[Data extracted from a collection]
==========
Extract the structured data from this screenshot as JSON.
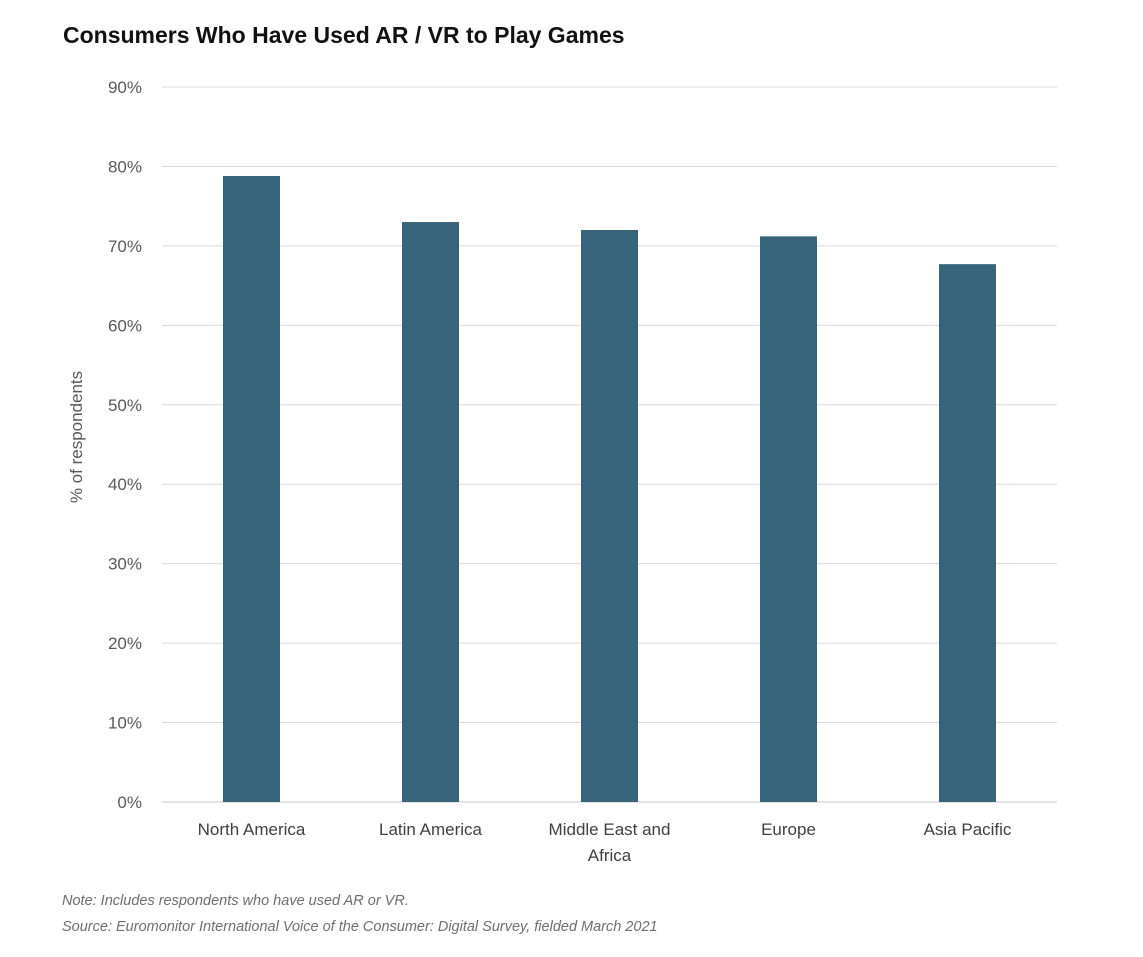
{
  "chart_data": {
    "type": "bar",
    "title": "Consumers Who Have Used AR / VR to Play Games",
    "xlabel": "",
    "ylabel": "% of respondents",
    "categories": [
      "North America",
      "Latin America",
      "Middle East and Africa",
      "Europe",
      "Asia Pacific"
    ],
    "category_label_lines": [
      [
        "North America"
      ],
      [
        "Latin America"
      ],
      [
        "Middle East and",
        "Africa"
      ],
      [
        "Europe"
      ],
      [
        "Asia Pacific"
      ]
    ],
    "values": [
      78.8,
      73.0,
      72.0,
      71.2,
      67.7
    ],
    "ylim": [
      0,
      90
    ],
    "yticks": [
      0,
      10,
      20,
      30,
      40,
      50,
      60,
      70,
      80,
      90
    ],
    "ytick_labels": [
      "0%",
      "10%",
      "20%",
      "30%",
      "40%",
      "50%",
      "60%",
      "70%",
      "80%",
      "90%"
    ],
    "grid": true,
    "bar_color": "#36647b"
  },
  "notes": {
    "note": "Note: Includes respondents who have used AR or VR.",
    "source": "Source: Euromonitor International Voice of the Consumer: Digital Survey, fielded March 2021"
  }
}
==========
* **Work to complete**: Identify the lines in the entries above that contain "East", then copy them out.

* **Complete answer**:
      "Middle East and Africa",
        "Middle East and",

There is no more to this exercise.